## Excerpted records

★ ★ ★ ★

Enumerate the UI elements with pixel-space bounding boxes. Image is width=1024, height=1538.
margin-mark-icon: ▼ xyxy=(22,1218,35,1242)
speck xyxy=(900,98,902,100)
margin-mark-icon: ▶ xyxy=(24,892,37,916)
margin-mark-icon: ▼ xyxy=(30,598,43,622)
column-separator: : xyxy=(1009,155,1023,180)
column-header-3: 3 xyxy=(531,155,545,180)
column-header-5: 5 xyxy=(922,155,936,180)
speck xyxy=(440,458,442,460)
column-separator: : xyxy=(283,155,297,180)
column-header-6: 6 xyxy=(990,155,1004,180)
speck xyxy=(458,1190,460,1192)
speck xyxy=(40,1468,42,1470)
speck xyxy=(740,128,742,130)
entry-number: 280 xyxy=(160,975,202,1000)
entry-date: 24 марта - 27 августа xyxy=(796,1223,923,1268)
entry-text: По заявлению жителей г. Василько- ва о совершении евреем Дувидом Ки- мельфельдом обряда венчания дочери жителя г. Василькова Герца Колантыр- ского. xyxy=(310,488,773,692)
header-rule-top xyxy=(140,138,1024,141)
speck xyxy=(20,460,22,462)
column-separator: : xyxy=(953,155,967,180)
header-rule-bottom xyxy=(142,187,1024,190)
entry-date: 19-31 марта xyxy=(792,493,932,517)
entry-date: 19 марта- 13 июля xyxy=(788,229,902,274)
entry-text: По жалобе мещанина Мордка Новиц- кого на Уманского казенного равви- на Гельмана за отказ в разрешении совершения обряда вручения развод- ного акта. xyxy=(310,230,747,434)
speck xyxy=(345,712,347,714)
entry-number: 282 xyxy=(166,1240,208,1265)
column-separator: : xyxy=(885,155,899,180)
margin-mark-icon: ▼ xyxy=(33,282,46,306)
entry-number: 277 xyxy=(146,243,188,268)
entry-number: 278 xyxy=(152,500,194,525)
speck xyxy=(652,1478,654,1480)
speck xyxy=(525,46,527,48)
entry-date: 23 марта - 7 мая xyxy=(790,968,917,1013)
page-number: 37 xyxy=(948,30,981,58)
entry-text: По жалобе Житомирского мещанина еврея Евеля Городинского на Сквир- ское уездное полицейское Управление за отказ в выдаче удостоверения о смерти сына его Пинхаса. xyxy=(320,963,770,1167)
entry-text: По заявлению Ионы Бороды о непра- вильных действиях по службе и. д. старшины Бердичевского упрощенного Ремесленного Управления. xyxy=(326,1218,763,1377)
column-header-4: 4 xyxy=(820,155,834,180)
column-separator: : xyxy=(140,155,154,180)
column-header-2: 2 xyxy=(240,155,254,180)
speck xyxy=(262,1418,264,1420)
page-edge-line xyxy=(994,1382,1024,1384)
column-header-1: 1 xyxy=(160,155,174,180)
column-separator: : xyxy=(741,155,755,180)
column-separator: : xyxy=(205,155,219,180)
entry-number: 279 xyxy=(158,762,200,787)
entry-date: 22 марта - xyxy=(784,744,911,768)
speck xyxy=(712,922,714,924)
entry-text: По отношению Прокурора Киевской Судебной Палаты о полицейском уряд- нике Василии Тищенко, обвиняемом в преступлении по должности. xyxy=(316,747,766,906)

★ ★ ★ ★

## Given instruction
Return all of the records above verbatim, line for line, with nothing changed.

## Answer in full
Enumerate the UI elements with pixel-space bounding boxes. Image is width=1024, height=1538.
margin-mark-icon: ▼ xyxy=(22,1218,35,1242)
speck xyxy=(900,98,902,100)
margin-mark-icon: ▶ xyxy=(24,892,37,916)
margin-mark-icon: ▼ xyxy=(30,598,43,622)
column-separator: : xyxy=(1009,155,1023,180)
column-header-3: 3 xyxy=(531,155,545,180)
column-header-5: 5 xyxy=(922,155,936,180)
speck xyxy=(440,458,442,460)
column-separator: : xyxy=(283,155,297,180)
column-header-6: 6 xyxy=(990,155,1004,180)
speck xyxy=(458,1190,460,1192)
speck xyxy=(40,1468,42,1470)
speck xyxy=(740,128,742,130)
entry-number: 280 xyxy=(160,975,202,1000)
entry-date: 24 марта - 27 августа xyxy=(796,1223,923,1268)
entry-text: По заявлению жителей г. Василько- ва о совершении евреем Дувидом Ки- мельфельдом обряда венчания дочери жителя г. Василькова Герца Колантыр- ского. xyxy=(310,488,773,692)
header-rule-top xyxy=(140,138,1024,141)
speck xyxy=(20,460,22,462)
column-separator: : xyxy=(953,155,967,180)
header-rule-bottom xyxy=(142,187,1024,190)
entry-date: 19-31 марта xyxy=(792,493,932,517)
entry-date: 19 марта- 13 июля xyxy=(788,229,902,274)
entry-text: По жалобе мещанина Мордка Новиц- кого на Уманского казенного равви- на Гельмана за отказ в разрешении совершения обряда вручения развод- ного акта. xyxy=(310,230,747,434)
speck xyxy=(345,712,347,714)
entry-number: 282 xyxy=(166,1240,208,1265)
column-separator: : xyxy=(885,155,899,180)
margin-mark-icon: ▼ xyxy=(33,282,46,306)
entry-number: 277 xyxy=(146,243,188,268)
entry-number: 278 xyxy=(152,500,194,525)
speck xyxy=(652,1478,654,1480)
speck xyxy=(525,46,527,48)
entry-date: 23 марта - 7 мая xyxy=(790,968,917,1013)
page-number: 37 xyxy=(948,30,981,58)
entry-text: По жалобе Житомирского мещанина еврея Евеля Городинского на Сквир- ское уездное полицейское Управление за отказ в выдаче удостоверения о смерти сына его Пинхаса. xyxy=(320,963,770,1167)
entry-text: По заявлению Ионы Бороды о непра- вильных действиях по службе и. д. старшины Бердичевского упрощенного Ремесленного Управления. xyxy=(326,1218,763,1377)
column-header-4: 4 xyxy=(820,155,834,180)
column-separator: : xyxy=(140,155,154,180)
column-header-2: 2 xyxy=(240,155,254,180)
speck xyxy=(262,1418,264,1420)
page-edge-line xyxy=(994,1382,1024,1384)
column-header-1: 1 xyxy=(160,155,174,180)
column-separator: : xyxy=(741,155,755,180)
column-separator: : xyxy=(205,155,219,180)
entry-number: 279 xyxy=(158,762,200,787)
entry-date: 22 марта - xyxy=(784,744,911,768)
speck xyxy=(712,922,714,924)
entry-text: По отношению Прокурора Киевской Судебной Палаты о полицейском уряд- нике Василии Тищенко, обвиняемом в преступлении по должности. xyxy=(316,747,766,906)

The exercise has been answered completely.